*Data*.
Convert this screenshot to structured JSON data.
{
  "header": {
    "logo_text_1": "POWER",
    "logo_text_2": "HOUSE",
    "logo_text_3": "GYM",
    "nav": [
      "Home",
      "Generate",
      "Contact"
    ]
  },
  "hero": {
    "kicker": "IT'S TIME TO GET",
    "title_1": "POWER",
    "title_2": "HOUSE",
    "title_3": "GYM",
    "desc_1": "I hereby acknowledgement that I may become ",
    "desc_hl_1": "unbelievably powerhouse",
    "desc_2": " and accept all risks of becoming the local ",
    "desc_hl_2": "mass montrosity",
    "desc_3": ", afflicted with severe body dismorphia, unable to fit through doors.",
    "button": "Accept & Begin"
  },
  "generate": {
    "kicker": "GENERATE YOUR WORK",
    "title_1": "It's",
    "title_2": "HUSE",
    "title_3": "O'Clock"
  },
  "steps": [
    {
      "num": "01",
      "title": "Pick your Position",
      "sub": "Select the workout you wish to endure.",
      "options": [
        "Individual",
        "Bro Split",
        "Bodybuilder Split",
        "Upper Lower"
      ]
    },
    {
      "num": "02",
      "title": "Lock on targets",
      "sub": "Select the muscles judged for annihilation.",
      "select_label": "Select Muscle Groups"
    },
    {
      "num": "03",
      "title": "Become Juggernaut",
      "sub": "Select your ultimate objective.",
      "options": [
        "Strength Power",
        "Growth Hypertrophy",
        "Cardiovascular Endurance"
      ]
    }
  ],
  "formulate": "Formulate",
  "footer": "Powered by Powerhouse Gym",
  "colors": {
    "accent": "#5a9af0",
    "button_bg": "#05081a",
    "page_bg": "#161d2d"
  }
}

*Exercise prompt*.
Copy out the whole listing exactly; please set it all down.

*Solution below*.
Convert this screenshot to structured JSON data.
{
  "header": {
    "logo_text_1": "POWER",
    "logo_text_2": "HOUSE",
    "logo_text_3": "GYM",
    "nav": [
      "Home",
      "Generate",
      "Contact"
    ]
  },
  "hero": {
    "kicker": "IT'S TIME TO GET",
    "title_1": "POWER",
    "title_2": "HOUSE",
    "title_3": "GYM",
    "desc_1": "I hereby acknowledgement that I may become ",
    "desc_hl_1": "unbelievably powerhouse",
    "desc_2": " and accept all risks of becoming the local ",
    "desc_hl_2": "mass montrosity",
    "desc_3": ", afflicted with severe body dismorphia, unable to fit through doors.",
    "button": "Accept & Begin"
  },
  "generate": {
    "kicker": "GENERATE YOUR WORK",
    "title_1": "It's",
    "title_2": "HUSE",
    "title_3": "O'Clock"
  },
  "steps": [
    {
      "num": "01",
      "title": "Pick your Position",
      "sub": "Select the workout you wish to endure.",
      "options": [
        "Individual",
        "Bro Split",
        "Bodybuilder Split",
        "Upper Lower"
      ]
    },
    {
      "num": "02",
      "title": "Lock on targets",
      "sub": "Select the muscles judged for annihilation.",
      "select_label": "Select Muscle Groups"
    },
    {
      "num": "03",
      "title": "Become Juggernaut",
      "sub": "Select your ultimate objective.",
      "options": [
        "Strength Power",
        "Growth Hypertrophy",
        "Cardiovascular Endurance"
      ]
    }
  ],
  "formulate": "Formulate",
  "footer": "Powered by Powerhouse Gym",
  "colors": {
    "accent": "#5a9af0",
    "button_bg": "#05081a",
    "page_bg": "#161d2d"
  }
}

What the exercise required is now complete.